THE PROBLEM »
The exercise asks you to copy every line below in which "aaaacc" appears.
--- begin ---
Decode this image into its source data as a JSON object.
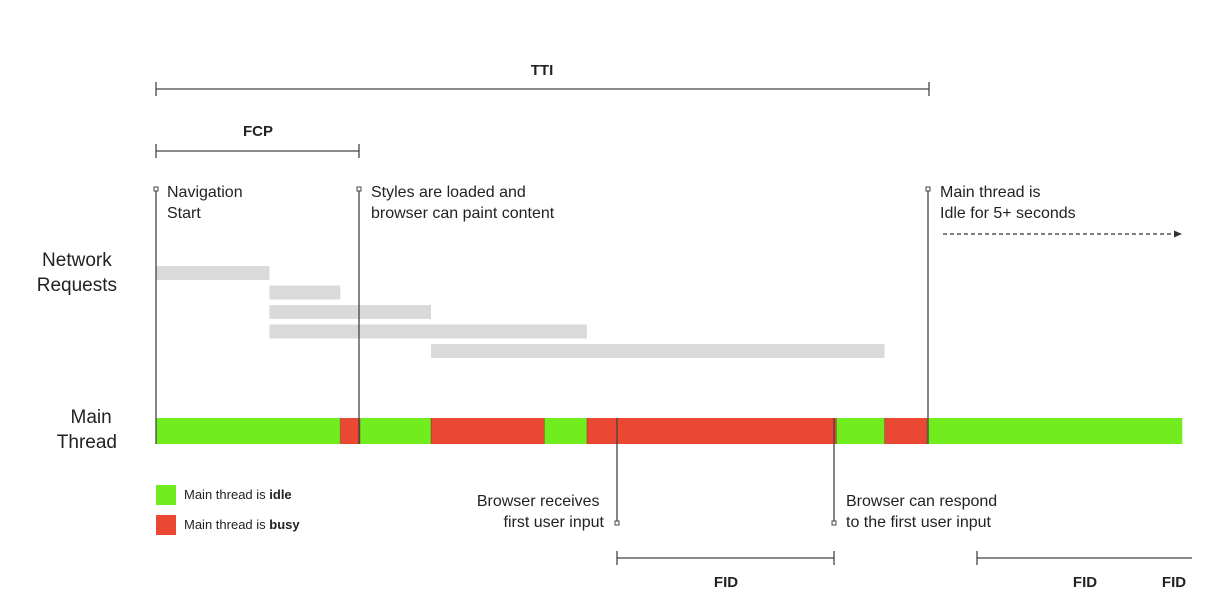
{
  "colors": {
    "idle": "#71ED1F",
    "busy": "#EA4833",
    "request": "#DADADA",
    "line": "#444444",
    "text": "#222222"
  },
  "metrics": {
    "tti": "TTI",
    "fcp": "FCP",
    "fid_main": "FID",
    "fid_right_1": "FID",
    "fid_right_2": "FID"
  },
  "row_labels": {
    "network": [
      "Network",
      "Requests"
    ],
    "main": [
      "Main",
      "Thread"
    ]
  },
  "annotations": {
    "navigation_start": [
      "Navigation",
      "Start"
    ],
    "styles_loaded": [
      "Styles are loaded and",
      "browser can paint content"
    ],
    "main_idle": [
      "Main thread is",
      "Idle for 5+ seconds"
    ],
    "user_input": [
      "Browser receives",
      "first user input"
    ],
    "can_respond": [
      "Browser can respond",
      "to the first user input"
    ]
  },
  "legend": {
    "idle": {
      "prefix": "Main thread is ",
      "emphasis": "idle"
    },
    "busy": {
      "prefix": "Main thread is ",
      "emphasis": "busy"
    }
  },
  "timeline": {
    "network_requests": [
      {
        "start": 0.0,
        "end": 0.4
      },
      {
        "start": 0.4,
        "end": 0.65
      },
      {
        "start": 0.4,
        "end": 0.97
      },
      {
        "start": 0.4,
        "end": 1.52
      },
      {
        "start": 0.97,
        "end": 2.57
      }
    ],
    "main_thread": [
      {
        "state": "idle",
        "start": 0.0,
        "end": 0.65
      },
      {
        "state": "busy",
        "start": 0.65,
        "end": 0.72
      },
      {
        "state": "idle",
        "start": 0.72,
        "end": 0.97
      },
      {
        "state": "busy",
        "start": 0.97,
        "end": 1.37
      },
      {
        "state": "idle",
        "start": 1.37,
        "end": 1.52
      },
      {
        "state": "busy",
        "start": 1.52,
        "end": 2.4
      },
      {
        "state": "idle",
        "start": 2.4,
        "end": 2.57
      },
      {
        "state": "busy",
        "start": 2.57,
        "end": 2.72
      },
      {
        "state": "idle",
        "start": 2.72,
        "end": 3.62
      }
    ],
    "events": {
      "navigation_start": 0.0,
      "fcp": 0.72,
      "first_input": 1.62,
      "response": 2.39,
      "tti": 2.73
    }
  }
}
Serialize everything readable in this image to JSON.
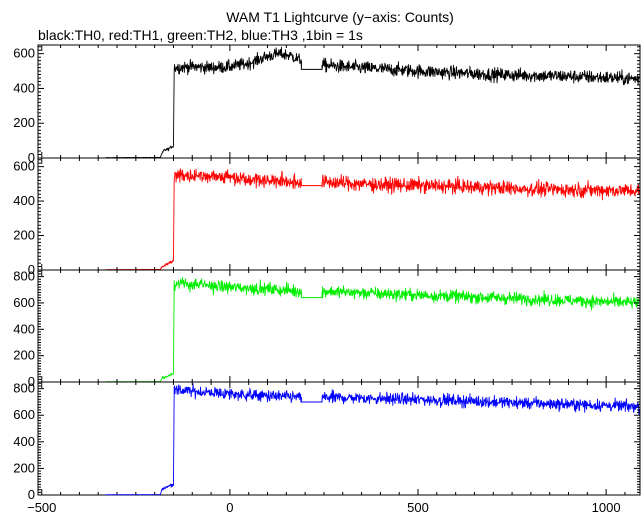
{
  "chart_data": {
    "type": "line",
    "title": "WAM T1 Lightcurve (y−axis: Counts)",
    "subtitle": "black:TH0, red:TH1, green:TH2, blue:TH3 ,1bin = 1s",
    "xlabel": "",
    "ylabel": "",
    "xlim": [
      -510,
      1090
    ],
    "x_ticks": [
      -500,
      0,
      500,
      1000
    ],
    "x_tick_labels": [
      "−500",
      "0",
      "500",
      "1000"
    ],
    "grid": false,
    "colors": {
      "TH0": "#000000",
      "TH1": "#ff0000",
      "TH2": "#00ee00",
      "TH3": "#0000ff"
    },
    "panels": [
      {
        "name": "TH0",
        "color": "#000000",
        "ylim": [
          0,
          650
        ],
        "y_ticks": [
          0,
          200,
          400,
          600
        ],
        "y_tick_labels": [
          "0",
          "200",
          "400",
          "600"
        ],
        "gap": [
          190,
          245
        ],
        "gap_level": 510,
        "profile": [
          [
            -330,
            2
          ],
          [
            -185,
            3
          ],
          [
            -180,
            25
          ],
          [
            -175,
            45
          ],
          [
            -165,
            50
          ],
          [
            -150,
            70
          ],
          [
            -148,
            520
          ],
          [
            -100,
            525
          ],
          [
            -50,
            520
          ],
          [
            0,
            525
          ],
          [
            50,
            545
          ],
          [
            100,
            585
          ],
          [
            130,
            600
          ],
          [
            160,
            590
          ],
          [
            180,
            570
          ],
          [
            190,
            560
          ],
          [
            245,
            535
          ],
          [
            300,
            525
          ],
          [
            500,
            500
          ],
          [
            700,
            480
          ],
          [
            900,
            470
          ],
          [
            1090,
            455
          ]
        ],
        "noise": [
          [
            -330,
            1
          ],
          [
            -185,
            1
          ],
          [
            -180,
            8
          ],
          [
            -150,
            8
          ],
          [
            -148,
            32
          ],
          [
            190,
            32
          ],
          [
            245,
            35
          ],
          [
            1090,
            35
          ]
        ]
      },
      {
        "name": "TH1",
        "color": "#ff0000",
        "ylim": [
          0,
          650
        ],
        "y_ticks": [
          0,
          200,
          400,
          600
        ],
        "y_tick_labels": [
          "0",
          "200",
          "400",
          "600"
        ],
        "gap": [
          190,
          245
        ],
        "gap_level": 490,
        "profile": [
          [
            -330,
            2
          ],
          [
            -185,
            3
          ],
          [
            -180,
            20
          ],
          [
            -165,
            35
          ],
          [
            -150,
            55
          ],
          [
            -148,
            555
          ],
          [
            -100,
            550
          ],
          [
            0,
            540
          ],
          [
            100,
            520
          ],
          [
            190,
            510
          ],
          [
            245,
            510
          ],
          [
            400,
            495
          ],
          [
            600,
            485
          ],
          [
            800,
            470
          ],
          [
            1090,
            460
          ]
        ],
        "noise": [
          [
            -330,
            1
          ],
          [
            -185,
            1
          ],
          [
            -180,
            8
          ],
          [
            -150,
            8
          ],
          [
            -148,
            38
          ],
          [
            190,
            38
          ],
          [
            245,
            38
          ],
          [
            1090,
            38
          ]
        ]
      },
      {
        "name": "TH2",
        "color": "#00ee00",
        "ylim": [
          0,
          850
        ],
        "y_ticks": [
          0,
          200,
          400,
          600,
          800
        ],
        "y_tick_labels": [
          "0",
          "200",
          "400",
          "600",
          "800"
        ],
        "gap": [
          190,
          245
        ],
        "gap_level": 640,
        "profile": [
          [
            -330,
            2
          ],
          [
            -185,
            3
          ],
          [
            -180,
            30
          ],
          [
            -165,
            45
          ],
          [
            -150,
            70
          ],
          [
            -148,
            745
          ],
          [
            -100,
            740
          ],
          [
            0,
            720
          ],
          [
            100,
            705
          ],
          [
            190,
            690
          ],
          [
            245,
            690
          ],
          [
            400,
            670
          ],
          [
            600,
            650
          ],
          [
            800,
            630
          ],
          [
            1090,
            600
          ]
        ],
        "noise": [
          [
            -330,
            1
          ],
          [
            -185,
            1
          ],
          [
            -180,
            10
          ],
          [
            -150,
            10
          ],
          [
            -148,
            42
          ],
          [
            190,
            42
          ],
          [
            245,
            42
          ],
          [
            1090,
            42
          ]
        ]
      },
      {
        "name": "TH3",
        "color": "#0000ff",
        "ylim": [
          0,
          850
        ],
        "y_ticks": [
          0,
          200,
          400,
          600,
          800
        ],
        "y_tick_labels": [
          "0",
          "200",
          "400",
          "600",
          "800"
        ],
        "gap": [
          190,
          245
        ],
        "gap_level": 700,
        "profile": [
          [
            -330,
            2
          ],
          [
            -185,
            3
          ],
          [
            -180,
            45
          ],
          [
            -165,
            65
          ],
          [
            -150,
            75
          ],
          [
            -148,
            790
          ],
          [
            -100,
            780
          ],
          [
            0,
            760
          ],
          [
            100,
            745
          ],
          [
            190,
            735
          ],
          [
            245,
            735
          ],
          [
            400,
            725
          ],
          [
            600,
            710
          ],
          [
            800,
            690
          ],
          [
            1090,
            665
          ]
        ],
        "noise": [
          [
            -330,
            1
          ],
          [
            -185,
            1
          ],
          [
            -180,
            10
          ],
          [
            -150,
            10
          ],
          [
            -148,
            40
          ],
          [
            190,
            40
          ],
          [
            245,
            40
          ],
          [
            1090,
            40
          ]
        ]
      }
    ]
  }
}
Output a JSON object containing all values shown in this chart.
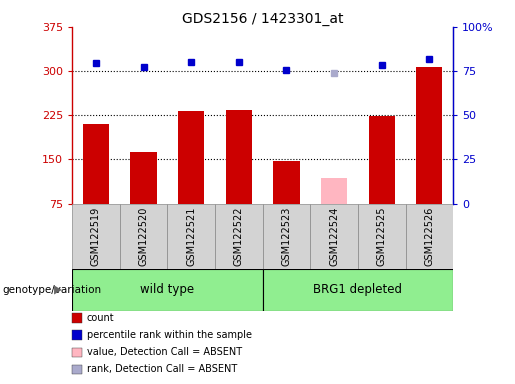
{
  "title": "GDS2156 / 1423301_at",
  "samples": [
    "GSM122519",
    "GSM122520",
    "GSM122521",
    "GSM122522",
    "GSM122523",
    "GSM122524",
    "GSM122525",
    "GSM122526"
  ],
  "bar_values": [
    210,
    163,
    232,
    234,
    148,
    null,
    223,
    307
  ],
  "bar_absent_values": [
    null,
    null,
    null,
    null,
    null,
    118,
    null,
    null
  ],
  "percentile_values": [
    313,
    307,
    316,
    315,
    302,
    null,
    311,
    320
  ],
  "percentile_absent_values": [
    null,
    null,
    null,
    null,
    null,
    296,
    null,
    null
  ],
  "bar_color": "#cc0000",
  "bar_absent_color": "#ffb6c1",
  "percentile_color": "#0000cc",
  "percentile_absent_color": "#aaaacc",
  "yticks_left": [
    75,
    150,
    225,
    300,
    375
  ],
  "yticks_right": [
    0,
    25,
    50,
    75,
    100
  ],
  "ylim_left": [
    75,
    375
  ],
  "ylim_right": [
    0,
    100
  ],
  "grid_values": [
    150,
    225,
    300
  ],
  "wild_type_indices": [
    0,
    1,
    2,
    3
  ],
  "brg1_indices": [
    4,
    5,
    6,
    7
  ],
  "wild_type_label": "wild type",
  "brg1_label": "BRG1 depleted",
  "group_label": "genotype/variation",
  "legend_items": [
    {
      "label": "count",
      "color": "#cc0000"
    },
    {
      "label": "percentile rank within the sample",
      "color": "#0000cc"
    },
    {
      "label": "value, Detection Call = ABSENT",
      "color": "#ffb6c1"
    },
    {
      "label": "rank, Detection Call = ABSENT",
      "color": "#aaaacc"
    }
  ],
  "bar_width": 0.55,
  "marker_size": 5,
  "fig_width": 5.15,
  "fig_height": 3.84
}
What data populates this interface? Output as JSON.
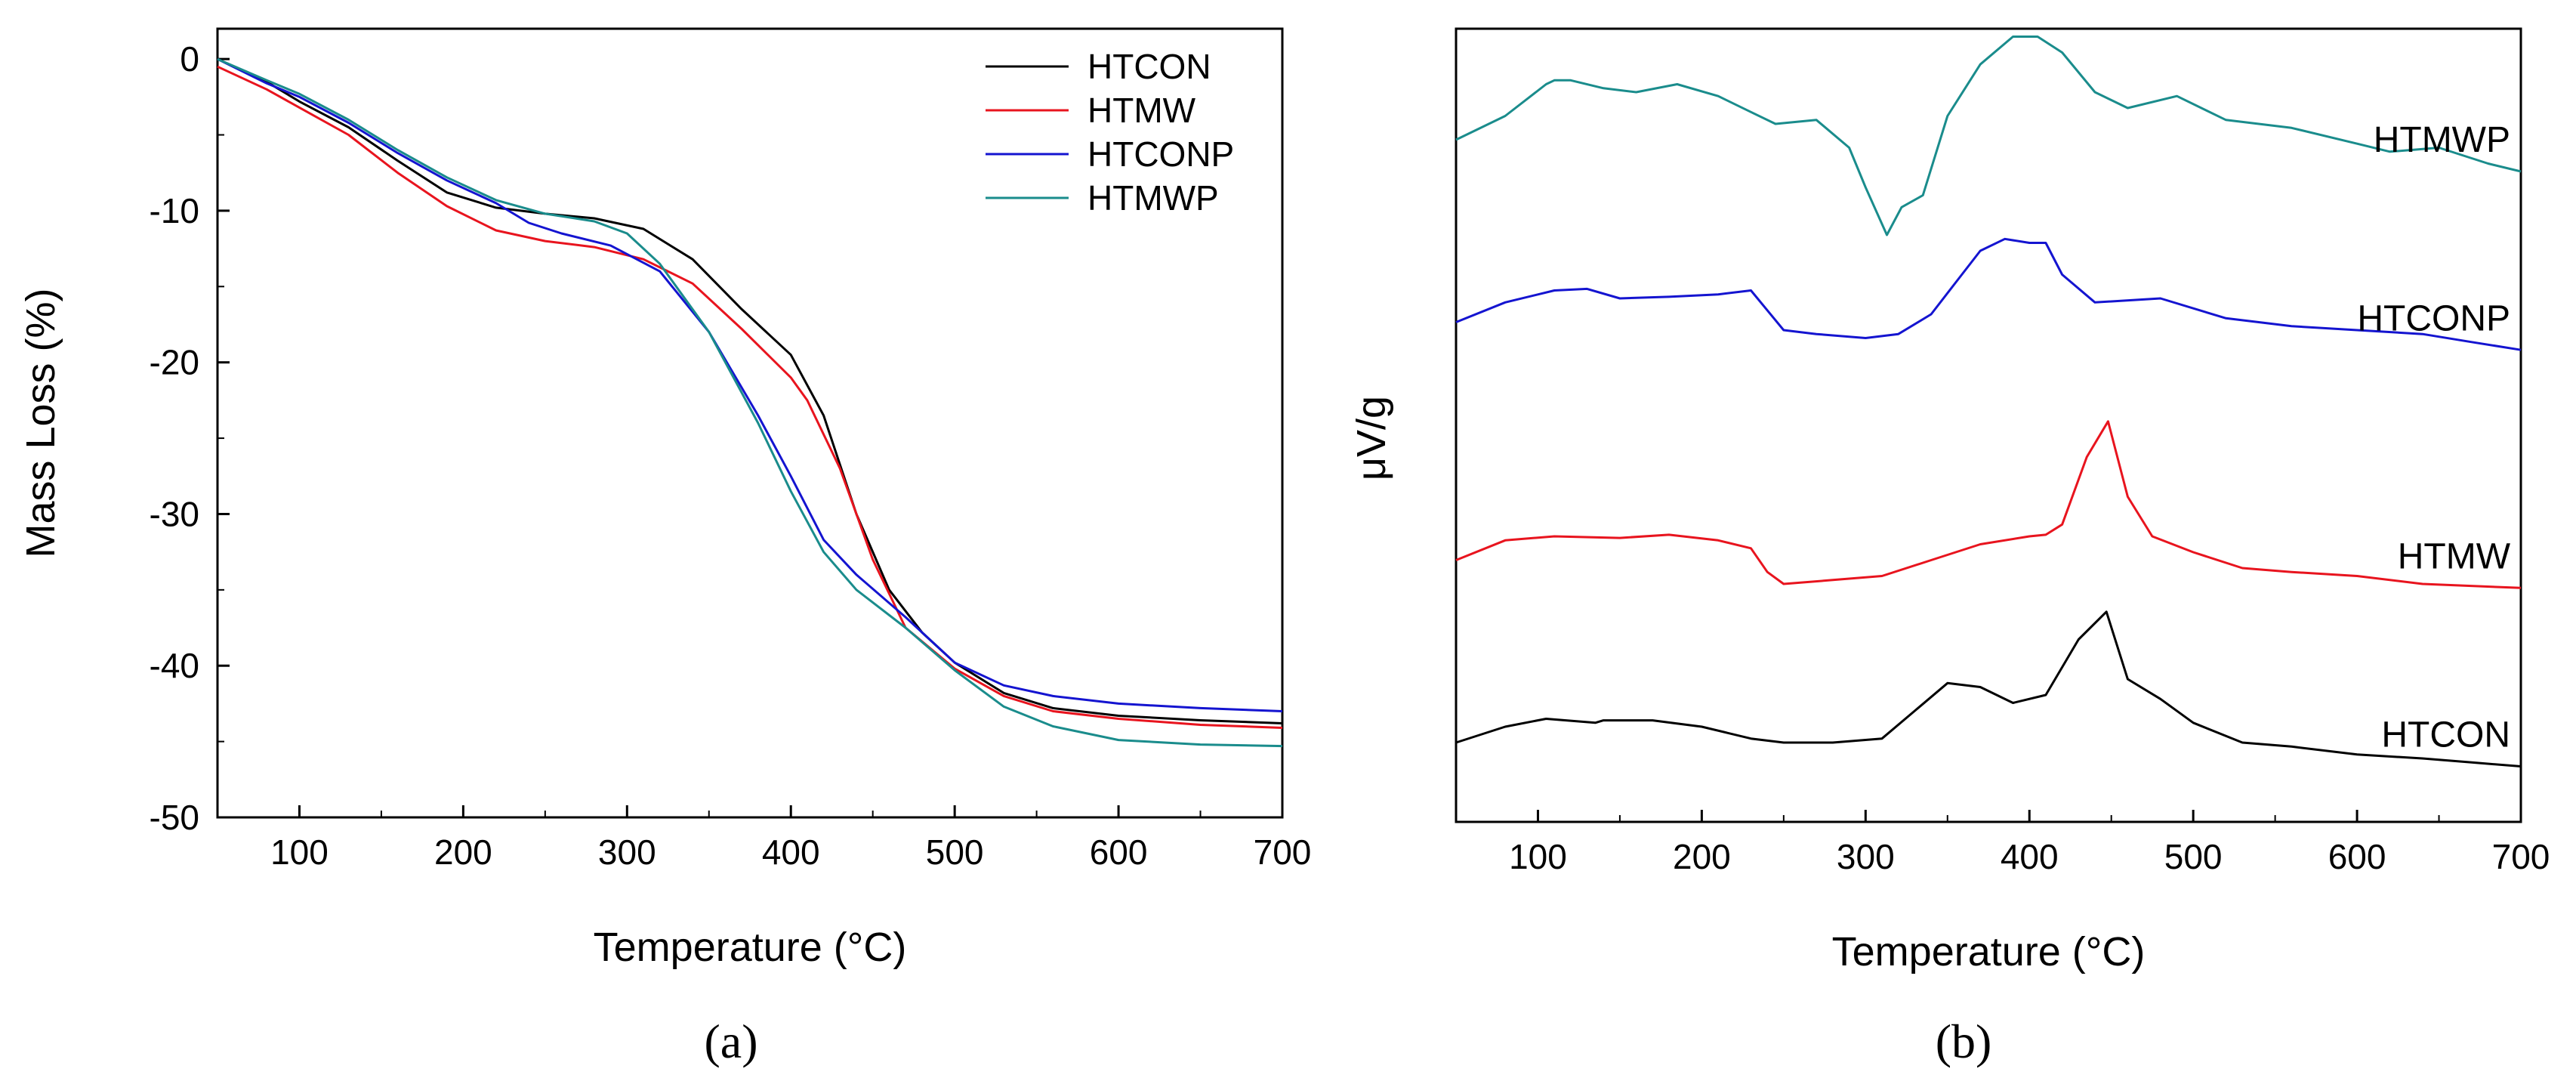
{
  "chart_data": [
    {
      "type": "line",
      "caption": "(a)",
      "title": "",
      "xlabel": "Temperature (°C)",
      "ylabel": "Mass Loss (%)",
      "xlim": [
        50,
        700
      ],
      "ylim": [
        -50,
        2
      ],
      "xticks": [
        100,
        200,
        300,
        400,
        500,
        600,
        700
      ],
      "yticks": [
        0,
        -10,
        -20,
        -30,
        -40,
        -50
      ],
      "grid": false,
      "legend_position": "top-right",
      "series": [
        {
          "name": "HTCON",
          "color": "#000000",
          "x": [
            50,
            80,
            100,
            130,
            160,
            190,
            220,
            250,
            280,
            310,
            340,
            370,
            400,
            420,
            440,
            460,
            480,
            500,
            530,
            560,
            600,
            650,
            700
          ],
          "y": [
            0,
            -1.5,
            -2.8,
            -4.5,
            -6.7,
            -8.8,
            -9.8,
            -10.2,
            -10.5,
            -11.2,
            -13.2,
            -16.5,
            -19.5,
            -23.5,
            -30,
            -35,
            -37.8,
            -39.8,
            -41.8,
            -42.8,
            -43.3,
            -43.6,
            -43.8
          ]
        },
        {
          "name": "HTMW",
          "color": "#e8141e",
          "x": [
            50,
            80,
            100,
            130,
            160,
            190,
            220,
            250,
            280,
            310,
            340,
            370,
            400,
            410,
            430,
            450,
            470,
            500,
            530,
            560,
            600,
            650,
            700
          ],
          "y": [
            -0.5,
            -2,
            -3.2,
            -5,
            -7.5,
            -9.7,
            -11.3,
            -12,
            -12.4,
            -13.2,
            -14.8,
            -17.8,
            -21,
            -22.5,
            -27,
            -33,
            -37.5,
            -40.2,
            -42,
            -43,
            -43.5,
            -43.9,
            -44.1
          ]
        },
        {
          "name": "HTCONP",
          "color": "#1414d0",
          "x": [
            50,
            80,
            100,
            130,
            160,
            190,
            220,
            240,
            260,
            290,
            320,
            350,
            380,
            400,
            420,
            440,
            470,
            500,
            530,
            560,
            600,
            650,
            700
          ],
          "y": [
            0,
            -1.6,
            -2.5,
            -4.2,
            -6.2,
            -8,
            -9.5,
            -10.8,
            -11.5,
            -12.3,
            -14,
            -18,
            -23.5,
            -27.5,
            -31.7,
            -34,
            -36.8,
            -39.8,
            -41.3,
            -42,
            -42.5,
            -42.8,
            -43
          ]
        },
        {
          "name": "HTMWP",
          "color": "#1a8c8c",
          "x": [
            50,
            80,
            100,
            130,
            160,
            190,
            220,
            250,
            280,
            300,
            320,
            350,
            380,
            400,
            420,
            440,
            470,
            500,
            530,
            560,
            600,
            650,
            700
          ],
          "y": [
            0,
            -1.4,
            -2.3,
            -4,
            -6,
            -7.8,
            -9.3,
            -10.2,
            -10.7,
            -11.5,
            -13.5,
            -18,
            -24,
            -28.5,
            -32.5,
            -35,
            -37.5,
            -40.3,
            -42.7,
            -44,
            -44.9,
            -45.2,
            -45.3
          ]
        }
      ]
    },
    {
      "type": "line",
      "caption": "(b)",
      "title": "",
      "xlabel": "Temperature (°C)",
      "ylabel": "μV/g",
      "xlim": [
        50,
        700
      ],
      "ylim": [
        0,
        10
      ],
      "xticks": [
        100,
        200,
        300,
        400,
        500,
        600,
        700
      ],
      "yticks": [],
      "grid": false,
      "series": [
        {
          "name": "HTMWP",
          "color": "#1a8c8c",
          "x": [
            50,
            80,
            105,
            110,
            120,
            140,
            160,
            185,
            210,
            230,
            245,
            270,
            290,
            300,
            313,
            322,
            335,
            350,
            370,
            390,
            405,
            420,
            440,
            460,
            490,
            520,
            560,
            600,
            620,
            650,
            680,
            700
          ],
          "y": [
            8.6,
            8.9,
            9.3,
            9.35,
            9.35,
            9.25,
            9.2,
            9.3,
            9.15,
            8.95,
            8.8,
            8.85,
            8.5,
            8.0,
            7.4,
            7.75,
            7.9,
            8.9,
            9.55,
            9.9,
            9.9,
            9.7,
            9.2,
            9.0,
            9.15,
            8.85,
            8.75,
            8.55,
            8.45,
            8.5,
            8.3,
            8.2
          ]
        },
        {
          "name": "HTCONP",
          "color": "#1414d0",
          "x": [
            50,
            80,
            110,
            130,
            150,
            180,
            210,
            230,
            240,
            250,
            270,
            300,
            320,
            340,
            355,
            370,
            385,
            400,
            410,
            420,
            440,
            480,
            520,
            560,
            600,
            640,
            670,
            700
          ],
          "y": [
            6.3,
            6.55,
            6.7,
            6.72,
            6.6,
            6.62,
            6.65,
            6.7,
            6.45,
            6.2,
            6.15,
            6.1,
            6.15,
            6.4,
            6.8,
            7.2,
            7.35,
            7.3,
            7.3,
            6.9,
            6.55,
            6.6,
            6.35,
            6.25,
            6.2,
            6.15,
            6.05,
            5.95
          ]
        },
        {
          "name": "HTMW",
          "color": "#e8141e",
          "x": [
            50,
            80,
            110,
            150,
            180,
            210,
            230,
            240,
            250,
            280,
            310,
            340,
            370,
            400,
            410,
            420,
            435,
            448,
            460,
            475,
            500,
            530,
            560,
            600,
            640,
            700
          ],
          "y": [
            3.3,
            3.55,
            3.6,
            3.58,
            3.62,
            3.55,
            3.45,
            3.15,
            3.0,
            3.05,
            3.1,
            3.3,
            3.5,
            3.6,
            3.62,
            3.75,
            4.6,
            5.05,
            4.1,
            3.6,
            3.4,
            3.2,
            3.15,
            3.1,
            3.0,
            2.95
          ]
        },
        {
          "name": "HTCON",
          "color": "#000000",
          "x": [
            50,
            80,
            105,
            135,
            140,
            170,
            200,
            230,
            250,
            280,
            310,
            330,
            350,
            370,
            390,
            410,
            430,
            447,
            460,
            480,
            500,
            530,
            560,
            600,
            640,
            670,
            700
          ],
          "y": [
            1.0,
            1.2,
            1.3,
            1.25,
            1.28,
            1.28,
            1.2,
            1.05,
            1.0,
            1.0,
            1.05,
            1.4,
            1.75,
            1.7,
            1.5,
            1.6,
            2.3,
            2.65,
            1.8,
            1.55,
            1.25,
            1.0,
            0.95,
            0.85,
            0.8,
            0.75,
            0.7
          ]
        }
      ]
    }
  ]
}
--- end ---
SOLVED PROBLEM »
  "percentile_absent_color": "#aaaacc",
      "color": "#aaaacc"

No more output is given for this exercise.